▶ [Task statement] Please recast the lines from the very first one through the line containing "message-input[interactable]: Start a", both included, as a Markdown table with the columns Number and Line, omitting any blank lines.

+-------+

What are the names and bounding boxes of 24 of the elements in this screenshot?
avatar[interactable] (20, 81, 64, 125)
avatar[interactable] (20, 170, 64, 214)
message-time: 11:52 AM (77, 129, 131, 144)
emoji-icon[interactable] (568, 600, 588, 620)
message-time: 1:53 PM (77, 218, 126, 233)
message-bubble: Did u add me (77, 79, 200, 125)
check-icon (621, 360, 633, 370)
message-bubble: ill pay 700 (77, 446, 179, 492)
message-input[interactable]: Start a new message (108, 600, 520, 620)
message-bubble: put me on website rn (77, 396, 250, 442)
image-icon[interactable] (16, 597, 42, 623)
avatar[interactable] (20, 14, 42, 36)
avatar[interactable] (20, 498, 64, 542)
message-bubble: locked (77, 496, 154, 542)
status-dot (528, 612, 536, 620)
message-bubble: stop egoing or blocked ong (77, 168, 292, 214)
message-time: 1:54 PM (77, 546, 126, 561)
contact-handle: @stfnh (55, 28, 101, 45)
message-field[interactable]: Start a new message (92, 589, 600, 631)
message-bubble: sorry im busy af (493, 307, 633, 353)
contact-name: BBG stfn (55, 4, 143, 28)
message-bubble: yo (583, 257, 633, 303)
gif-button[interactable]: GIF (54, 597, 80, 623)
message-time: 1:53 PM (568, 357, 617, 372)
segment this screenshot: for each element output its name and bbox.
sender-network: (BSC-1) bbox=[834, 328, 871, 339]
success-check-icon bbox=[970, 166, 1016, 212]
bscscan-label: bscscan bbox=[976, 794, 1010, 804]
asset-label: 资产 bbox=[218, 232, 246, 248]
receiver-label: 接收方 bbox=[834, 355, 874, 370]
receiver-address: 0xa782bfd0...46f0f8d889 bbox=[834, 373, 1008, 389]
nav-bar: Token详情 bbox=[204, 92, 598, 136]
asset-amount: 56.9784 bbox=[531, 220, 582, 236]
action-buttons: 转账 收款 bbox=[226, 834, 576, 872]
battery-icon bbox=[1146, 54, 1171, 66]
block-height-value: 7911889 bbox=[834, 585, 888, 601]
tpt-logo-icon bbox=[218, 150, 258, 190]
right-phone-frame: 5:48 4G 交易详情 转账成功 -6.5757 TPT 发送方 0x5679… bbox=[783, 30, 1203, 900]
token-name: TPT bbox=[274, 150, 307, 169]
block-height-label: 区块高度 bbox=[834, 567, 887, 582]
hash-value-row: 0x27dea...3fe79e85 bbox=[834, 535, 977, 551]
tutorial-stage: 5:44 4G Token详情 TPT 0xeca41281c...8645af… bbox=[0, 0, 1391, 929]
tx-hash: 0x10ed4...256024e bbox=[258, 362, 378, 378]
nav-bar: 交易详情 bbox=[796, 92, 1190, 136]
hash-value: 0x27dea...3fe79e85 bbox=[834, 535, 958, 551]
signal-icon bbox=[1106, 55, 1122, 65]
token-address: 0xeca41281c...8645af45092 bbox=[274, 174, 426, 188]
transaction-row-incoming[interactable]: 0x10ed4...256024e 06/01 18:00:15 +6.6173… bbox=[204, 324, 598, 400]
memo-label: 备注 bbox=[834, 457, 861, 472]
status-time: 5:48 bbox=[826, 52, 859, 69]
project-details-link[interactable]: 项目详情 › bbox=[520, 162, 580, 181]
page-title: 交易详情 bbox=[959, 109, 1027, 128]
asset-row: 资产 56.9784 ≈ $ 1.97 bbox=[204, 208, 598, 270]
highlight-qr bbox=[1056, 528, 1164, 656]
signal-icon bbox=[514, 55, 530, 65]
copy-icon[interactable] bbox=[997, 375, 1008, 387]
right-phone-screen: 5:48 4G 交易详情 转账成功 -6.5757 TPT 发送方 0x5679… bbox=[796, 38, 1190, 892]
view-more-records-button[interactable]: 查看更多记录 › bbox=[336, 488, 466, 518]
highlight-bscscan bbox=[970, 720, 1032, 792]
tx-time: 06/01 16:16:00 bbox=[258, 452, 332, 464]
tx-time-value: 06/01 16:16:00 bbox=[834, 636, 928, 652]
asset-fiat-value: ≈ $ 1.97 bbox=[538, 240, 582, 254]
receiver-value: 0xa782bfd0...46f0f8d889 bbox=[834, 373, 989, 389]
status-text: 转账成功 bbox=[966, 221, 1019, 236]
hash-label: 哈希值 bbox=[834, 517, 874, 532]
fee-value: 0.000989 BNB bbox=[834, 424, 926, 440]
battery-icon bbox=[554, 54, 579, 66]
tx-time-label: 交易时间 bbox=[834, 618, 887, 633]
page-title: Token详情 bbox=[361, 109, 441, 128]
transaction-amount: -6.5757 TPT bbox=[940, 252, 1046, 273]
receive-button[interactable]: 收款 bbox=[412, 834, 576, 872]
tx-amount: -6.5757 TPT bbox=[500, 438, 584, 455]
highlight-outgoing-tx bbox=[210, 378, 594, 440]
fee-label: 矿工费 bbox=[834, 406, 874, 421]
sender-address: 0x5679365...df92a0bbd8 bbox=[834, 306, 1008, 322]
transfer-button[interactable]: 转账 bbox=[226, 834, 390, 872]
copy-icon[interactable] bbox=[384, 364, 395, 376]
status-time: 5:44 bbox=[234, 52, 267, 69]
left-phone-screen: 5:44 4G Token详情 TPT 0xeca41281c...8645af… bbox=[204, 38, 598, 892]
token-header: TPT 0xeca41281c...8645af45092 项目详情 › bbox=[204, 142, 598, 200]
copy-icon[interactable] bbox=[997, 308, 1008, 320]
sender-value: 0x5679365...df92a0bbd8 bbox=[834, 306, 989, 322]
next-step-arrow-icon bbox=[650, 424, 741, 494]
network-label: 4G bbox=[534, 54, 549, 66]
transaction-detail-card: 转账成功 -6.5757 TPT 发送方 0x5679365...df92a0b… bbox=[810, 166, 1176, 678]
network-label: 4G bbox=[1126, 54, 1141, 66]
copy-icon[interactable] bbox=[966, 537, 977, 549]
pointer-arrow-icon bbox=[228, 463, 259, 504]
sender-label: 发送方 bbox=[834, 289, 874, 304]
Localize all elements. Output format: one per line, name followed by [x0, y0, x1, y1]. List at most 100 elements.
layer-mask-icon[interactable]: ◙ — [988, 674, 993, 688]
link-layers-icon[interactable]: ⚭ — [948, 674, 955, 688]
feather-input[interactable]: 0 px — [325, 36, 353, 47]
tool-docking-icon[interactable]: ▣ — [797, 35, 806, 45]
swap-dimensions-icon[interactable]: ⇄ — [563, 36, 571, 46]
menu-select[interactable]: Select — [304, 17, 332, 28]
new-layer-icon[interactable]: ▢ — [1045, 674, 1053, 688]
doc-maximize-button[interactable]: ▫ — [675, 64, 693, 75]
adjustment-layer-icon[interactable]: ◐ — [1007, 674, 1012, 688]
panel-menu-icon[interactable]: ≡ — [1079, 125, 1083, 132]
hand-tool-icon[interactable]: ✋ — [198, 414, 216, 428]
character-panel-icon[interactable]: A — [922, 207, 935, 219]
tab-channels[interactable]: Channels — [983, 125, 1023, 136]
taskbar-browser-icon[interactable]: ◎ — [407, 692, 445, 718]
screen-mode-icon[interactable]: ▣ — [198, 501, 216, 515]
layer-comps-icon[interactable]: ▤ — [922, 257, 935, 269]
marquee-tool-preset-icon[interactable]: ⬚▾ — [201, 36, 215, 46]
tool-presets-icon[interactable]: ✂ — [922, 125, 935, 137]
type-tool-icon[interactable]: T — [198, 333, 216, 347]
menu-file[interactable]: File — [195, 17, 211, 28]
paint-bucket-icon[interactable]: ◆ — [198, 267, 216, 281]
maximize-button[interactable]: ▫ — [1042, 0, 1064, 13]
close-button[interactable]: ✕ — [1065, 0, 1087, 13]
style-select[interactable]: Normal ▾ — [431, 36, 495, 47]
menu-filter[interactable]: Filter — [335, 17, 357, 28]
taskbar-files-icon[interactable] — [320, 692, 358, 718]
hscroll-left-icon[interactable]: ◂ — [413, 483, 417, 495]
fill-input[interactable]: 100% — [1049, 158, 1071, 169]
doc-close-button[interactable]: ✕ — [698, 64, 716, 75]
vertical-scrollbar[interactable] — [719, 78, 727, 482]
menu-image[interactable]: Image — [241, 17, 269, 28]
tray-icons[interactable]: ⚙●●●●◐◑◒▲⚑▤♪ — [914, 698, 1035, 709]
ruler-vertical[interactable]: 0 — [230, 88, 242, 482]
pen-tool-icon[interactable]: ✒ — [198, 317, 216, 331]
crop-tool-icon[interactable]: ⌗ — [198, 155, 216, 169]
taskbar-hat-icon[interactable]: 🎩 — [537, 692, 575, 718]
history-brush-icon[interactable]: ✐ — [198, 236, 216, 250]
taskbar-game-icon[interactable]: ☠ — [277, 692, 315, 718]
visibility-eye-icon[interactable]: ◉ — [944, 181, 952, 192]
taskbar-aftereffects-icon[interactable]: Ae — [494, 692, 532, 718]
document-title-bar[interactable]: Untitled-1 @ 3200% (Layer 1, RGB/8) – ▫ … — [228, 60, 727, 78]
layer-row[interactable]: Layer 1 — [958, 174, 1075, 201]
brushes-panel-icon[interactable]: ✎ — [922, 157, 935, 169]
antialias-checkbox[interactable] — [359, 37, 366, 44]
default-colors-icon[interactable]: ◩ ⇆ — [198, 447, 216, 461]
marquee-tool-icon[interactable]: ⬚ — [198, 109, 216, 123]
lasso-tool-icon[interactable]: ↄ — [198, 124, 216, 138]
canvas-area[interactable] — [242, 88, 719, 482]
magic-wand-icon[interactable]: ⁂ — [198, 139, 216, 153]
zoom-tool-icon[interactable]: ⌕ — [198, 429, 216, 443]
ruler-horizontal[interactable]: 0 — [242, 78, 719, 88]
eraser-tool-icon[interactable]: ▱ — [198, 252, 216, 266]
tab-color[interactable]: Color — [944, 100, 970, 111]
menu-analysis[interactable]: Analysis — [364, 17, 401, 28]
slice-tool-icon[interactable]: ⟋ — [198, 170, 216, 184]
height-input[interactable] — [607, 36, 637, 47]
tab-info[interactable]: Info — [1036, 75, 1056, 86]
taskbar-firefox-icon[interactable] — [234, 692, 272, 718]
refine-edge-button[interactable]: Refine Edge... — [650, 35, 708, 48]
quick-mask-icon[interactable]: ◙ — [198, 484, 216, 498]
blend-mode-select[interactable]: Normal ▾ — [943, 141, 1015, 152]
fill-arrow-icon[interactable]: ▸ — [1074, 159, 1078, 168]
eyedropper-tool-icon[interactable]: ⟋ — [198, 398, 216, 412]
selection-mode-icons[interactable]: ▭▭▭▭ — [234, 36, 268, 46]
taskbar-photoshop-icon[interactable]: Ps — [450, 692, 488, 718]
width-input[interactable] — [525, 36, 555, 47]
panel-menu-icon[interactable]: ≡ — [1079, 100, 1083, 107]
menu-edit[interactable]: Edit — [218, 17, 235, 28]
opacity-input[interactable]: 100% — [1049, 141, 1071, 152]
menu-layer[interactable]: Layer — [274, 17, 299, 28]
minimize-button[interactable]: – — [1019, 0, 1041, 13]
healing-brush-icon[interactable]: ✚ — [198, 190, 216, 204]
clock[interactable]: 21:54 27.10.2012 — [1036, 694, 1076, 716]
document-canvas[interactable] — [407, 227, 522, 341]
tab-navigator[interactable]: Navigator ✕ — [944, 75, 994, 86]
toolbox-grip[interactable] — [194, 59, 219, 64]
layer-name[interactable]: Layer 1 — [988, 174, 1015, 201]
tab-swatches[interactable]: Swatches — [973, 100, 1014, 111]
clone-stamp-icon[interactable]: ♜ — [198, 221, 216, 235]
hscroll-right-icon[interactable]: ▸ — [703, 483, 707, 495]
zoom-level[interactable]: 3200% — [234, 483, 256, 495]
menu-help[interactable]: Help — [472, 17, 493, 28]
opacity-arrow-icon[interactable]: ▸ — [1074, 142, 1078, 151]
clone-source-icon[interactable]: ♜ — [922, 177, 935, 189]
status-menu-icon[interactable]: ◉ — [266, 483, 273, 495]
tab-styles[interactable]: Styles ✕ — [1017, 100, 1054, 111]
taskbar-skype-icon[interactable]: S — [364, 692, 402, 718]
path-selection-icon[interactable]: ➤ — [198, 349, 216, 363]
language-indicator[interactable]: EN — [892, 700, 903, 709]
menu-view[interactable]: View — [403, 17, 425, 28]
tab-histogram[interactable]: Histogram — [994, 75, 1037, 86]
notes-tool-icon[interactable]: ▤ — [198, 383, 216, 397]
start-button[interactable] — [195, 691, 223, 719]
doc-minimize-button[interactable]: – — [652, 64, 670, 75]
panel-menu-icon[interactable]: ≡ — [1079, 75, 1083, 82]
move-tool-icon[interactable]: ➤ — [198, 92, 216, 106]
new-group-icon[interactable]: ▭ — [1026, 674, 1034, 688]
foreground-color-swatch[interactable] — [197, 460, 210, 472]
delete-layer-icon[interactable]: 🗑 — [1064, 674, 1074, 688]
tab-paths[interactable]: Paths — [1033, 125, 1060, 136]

+-------+

▶ [Written response]
| Number | Line |
|---|---|
| 1 | What are the names and bounding boxes of 24 of the elements in this screenshot? |
| 2 | avatar[interactable] (20, 81, 64, 125) |
| 3 | avatar[interactable] (20, 170, 64, 214) |
| 4 | message-time: 11:52 AM (77, 129, 131, 144) |
| 5 | emoji-icon[interactable] (568, 600, 588, 620) |
| 6 | message-time: 1:53 PM (77, 218, 126, 233) |
| 7 | message-bubble: Did u add me (77, 79, 200, 125) |
| 8 | check-icon (621, 360, 633, 370) |
| 9 | message-bubble: ill pay 700 (77, 446, 179, 492) |
| 10 | message-input[interactable]: Start a new message (108, 600, 520, 620) |